**Excerpt**

SupervisionStrategy Trait¶
Trait for implementing custom supervision strategies.
#[async_trait]
pub trait SupervisionStrategy<M: Message>: Send + Sync {
async fn handle_failure(
&self,
context: &mut StrategyContext<M>,
failed_child: &ChildId,
) -> SupervisionDecision;
}
Current implementations: OneForOne, OneForAll, RestForOne
SupervisionDecision¶
Result of supervision strategy decision.
pub enum SupervisionDecision {
Restart(Vec<ChildId>), // List of children to restart
Escalate, // Escalate to parent supervisor
Stop, // Stop supervision
}
Complete Supervision Example¶
use airssys_rt::supervisor::{
Child, ChildHealth, ChildSpec, ChildId,
RestartPolicy, ShutdownPolicy,
SupervisorNode, SupervisorId, OneForOne,
};
use async_trait::async_trait;
use std::error::Error;
use std::time::Duration;
// Define a worker
struct DatabaseWorker {
connected: bool,
}
#[derive(Debug)]
struct DbError(String);
impl std::fmt::Display for DbError {
fn fmt(&self, f: &mut std::fmt::Formatter) -> std::fmt::Result {
write!(f, "{}", self.0)
}
}
impl std::error::Error for DbError {}
#[async_trait]
impl Child for DatabaseWorker {
type Error = DbError; // Must specify Error type
async fn start(&mut self) -> Result<(), Self::Error> {
println!("Connecting to database...");
self.connected = true;
Ok(())

**Job A**
List every variant of the `SupervisionDecision` enum in the supervision excerpt, along with the meaning its comment gives.
**Job B**
According to the supervision excerpt, why does the `Child` implementation for `DatabaseWorker` include the line `type Error = DbError;`?
The material after this point is separate from the supervision excerpt.

**Given records**
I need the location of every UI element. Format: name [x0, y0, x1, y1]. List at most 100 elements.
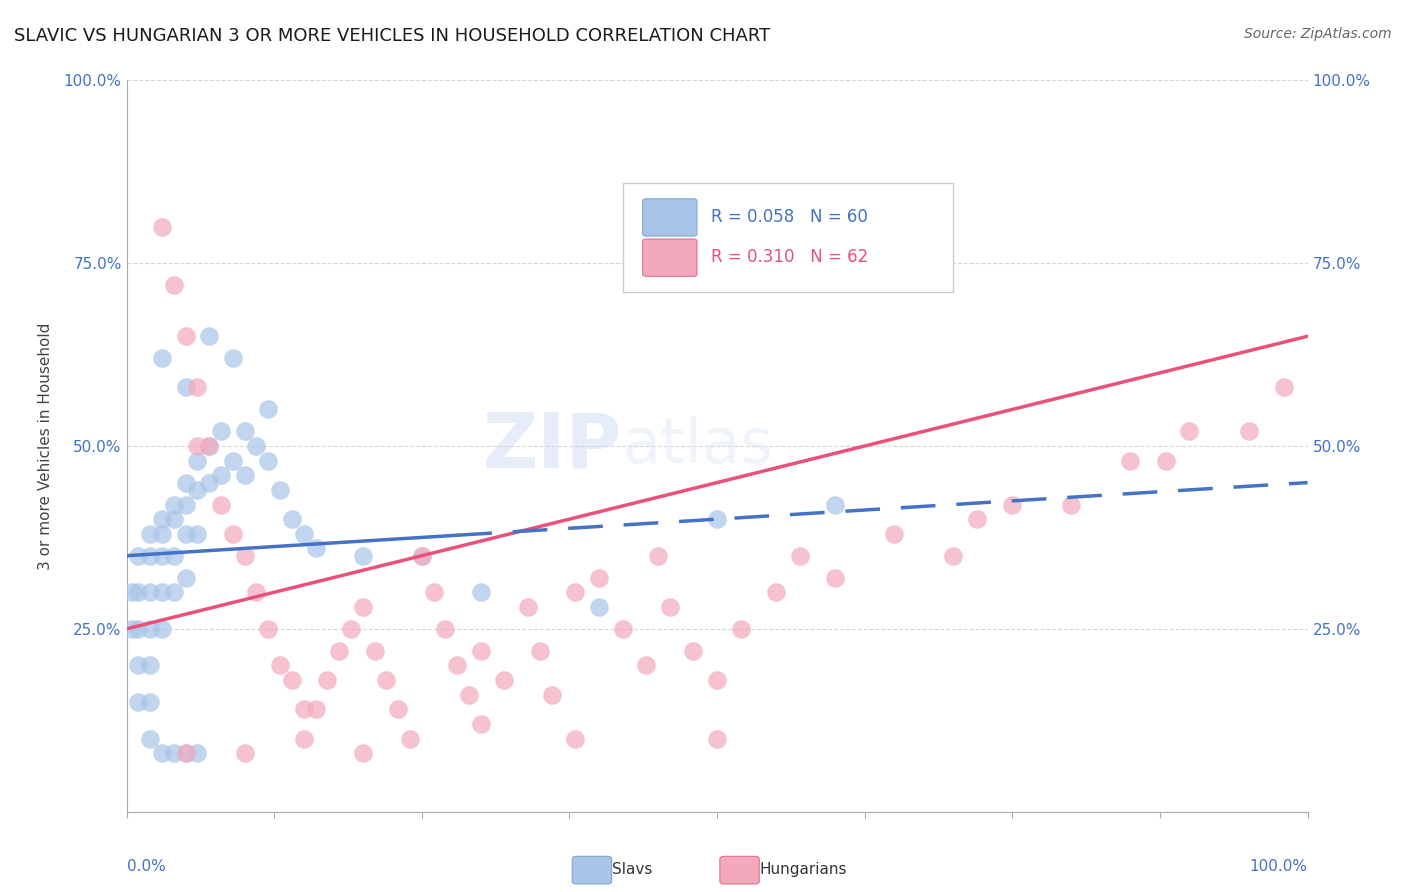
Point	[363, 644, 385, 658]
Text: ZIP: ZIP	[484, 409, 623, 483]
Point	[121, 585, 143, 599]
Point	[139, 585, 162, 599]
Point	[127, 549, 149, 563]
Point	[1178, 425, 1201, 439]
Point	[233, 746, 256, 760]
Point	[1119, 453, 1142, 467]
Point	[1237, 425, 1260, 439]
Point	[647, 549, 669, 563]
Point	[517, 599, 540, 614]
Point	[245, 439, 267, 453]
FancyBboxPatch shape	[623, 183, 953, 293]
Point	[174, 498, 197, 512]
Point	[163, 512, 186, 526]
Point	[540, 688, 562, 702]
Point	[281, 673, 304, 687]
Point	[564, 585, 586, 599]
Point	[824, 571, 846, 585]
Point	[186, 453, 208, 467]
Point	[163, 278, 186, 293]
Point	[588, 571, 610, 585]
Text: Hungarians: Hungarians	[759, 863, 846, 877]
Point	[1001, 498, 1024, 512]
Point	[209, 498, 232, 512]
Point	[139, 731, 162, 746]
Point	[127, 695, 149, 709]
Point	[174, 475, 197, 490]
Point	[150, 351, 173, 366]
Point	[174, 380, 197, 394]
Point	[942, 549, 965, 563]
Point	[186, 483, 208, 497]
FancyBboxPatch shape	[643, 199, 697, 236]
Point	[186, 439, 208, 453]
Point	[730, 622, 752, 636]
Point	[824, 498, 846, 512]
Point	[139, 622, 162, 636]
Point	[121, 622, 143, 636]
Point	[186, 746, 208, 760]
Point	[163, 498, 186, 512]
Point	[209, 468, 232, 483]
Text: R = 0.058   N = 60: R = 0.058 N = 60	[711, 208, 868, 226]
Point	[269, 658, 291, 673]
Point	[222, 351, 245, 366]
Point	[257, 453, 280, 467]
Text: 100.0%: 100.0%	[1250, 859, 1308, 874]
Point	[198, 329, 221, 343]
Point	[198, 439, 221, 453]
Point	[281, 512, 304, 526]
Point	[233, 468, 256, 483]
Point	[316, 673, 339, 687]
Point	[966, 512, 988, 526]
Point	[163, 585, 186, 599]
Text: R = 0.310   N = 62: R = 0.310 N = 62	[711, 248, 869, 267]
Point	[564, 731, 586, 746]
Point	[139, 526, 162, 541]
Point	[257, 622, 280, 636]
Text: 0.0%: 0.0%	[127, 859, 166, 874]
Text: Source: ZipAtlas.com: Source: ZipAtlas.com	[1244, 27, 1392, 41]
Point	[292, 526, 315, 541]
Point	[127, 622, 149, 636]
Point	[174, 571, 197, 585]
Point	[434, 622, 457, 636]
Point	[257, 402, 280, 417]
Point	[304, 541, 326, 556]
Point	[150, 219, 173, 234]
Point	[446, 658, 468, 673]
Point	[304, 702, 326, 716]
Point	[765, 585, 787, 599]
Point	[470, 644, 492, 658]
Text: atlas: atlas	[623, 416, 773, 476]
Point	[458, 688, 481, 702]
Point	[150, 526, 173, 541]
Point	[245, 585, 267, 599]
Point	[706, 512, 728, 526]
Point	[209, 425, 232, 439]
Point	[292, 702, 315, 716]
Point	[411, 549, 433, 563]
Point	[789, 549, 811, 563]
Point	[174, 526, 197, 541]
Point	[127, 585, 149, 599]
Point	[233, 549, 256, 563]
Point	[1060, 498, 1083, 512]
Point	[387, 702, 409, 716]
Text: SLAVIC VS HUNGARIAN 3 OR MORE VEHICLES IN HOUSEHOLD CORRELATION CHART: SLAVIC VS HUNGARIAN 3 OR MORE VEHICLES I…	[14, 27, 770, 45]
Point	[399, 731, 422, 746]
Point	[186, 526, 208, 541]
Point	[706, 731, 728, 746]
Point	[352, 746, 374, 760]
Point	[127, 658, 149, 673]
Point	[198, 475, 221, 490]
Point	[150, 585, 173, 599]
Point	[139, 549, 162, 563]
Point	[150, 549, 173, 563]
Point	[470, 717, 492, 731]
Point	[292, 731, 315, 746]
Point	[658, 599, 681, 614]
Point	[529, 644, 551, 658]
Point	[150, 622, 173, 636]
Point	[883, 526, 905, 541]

**Task output A**
- `Restart(Vec<ChildId>)`: list of children to restart
- `Escalate`: escalate to parent supervisor
- `Stop`: stop supervision

**Task output B**
The comment on that line says the Error type must be specified when implementing `Child`. The example meets that requirement by setting it to `DbError`, the error type it defined earlier.